# Start of Extracted entries
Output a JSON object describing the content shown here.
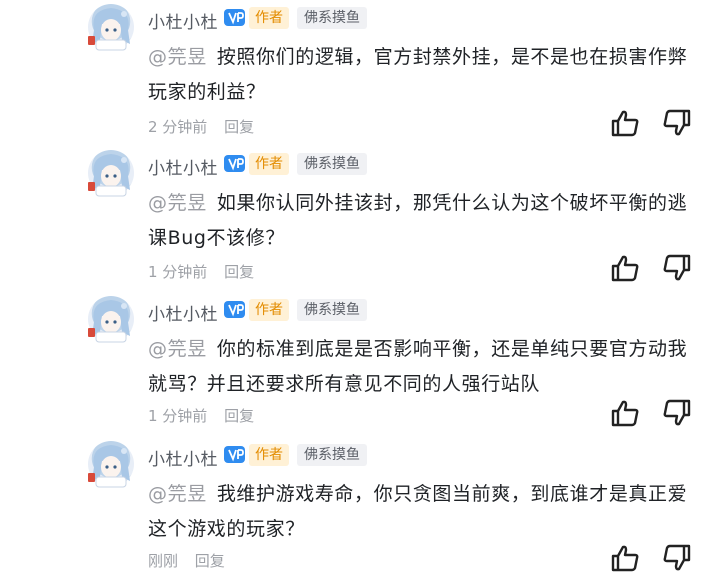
{
  "comments": [
    {
      "author": "小杜小杜",
      "author_tag": "作者",
      "group_tag": "佛系摸鱼",
      "mention": "@笎昱",
      "text": "按照你们的逻辑，官方封禁外挂，是不是也在损害作弊玩家的利益？",
      "time": "2 分钟前",
      "reply": "回复"
    },
    {
      "author": "小杜小杜",
      "author_tag": "作者",
      "group_tag": "佛系摸鱼",
      "mention": "@笎昱",
      "text": "如果你认同外挂该封，那凭什么认为这个破坏平衡的逃课Bug不该修？",
      "time": "1 分钟前",
      "reply": "回复"
    },
    {
      "author": "小杜小杜",
      "author_tag": "作者",
      "group_tag": "佛系摸鱼",
      "mention": "@笎昱",
      "text": "你的标准到底是是否影响平衡，还是单纯只要官方动我就骂？并且还要求所有意见不同的人强行站队",
      "time": "1 分钟前",
      "reply": "回复"
    },
    {
      "author": "小杜小杜",
      "author_tag": "作者",
      "group_tag": "佛系摸鱼",
      "mention": "@笎昱",
      "text": "我维护游戏寿命，你只贪图当前爽，到底谁才是真正爱这个游戏的玩家？",
      "time": "刚刚",
      "reply": "回复"
    }
  ],
  "icons": {
    "vip_badge": "vip-badge-icon",
    "like": "thumbs-up-icon",
    "dislike": "thumbs-down-icon"
  },
  "colors": {
    "vip_blue": "#2f8cf0",
    "author_tag_text": "#e38c00",
    "author_tag_bg": "#fff1d6"
  }
}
# End of Extracted entries
→ **Task to carry out**
Reproduce the whole listing word for word, setting aside any pictures.

→ **Correct output**
Output a JSON object describing the content shown here.
{
  "comments": [
    {
      "author": "小杜小杜",
      "author_tag": "作者",
      "group_tag": "佛系摸鱼",
      "mention": "@笎昱",
      "text": "按照你们的逻辑，官方封禁外挂，是不是也在损害作弊玩家的利益？",
      "time": "2 分钟前",
      "reply": "回复"
    },
    {
      "author": "小杜小杜",
      "author_tag": "作者",
      "group_tag": "佛系摸鱼",
      "mention": "@笎昱",
      "text": "如果你认同外挂该封，那凭什么认为这个破坏平衡的逃课Bug不该修？",
      "time": "1 分钟前",
      "reply": "回复"
    },
    {
      "author": "小杜小杜",
      "author_tag": "作者",
      "group_tag": "佛系摸鱼",
      "mention": "@笎昱",
      "text": "你的标准到底是是否影响平衡，还是单纯只要官方动我就骂？并且还要求所有意见不同的人强行站队",
      "time": "1 分钟前",
      "reply": "回复"
    },
    {
      "author": "小杜小杜",
      "author_tag": "作者",
      "group_tag": "佛系摸鱼",
      "mention": "@笎昱",
      "text": "我维护游戏寿命，你只贪图当前爽，到底谁才是真正爱这个游戏的玩家？",
      "time": "刚刚",
      "reply": "回复"
    }
  ],
  "icons": {
    "vip_badge": "vip-badge-icon",
    "like": "thumbs-up-icon",
    "dislike": "thumbs-down-icon"
  },
  "colors": {
    "vip_blue": "#2f8cf0",
    "author_tag_text": "#e38c00",
    "author_tag_bg": "#fff1d6"
  }
}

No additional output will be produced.